— START Dataset excerpts —

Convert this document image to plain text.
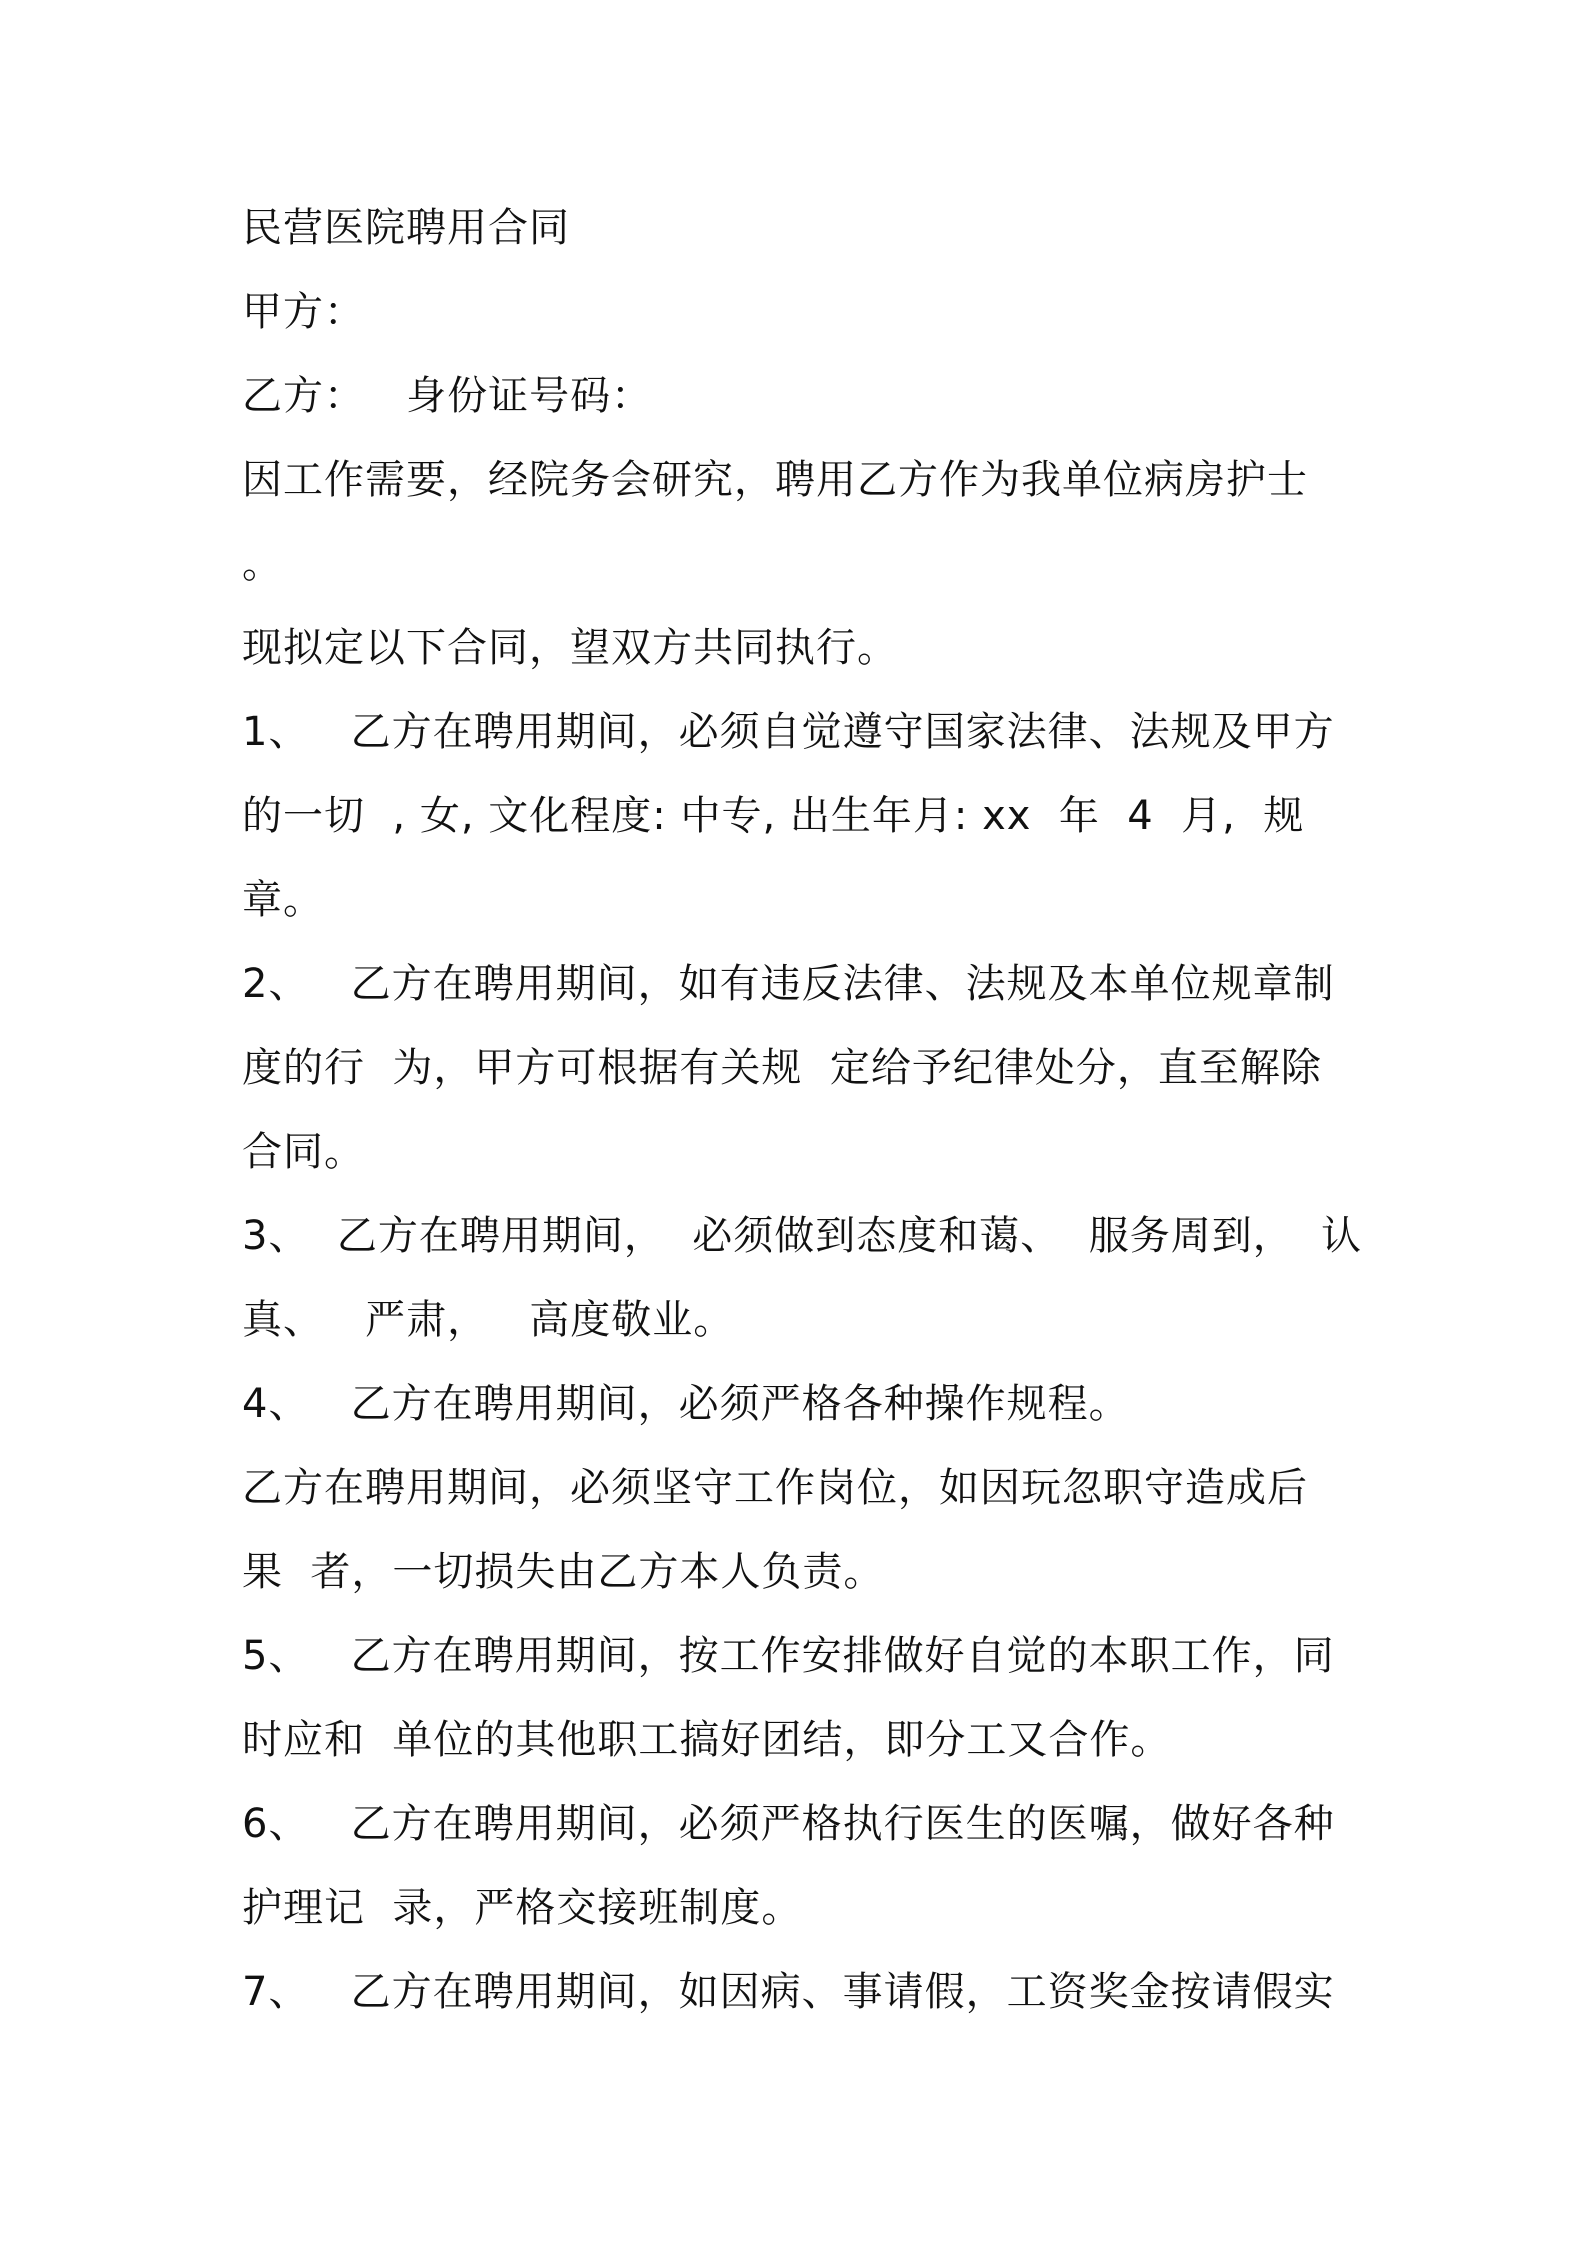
民营医院聘用合同
甲方：
乙方：   身份证号码：
因工作需要，经院务会研究，聘用乙方作为我单位病房护士
。
现拟定以下合同，望双方共同执行。
1、   乙方在聘用期间，必须自觉遵守国家法律、法规及甲方
的一切  , 女, 文化程度: 中专, 出生年月: xx  年  4  月,  规
章。
2、   乙方在聘用期间，如有违反法律、法规及本单位规章制
度的行  为，甲方可根据有关规  定给予纪律处分，直至解除
合同。
3、  乙方在聘用期间，  必须做到态度和蔼、  服务周到，  认
真、   严肃，   高度敬业。
4、   乙方在聘用期间，必须严格各种操作规程。
乙方在聘用期间，必须坚守工作岗位，如因玩忽职守造成后
果  者，一切损失由乙方本人负责。
5、   乙方在聘用期间，按工作安排做好自觉的本职工作，同
时应和  单位的其他职工搞好团结，即分工又合作。
6、   乙方在聘用期间，必须严格执行医生的医嘱，做好各种
护理记  录，严格交接班制度。
7、   乙方在聘用期间，如因病、事请假，工资奖金按请假实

— END Dataset excerpts —

■ **Exercise description**
Transcribe the preceding listing in its entirety and with exact wording, leaving out pictures.

■ **Written response**
Convert this document image to plain text.
民营医院聘用合同
甲方：
乙方：   身份证号码：
因工作需要，经院务会研究，聘用乙方作为我单位病房护士
。
现拟定以下合同，望双方共同执行。
1、   乙方在聘用期间，必须自觉遵守国家法律、法规及甲方
的一切  , 女, 文化程度: 中专, 出生年月: xx  年  4  月,  规
章。
2、   乙方在聘用期间，如有违反法律、法规及本单位规章制
度的行  为，甲方可根据有关规  定给予纪律处分，直至解除
合同。
3、  乙方在聘用期间，  必须做到态度和蔼、  服务周到，  认
真、   严肃，   高度敬业。
4、   乙方在聘用期间，必须严格各种操作规程。
乙方在聘用期间，必须坚守工作岗位，如因玩忽职守造成后
果  者，一切损失由乙方本人负责。
5、   乙方在聘用期间，按工作安排做好自觉的本职工作，同
时应和  单位的其他职工搞好团结，即分工又合作。
6、   乙方在聘用期间，必须严格执行医生的医嘱，做好各种
护理记  录，严格交接班制度。
7、   乙方在聘用期间，如因病、事请假，工资奖金按请假实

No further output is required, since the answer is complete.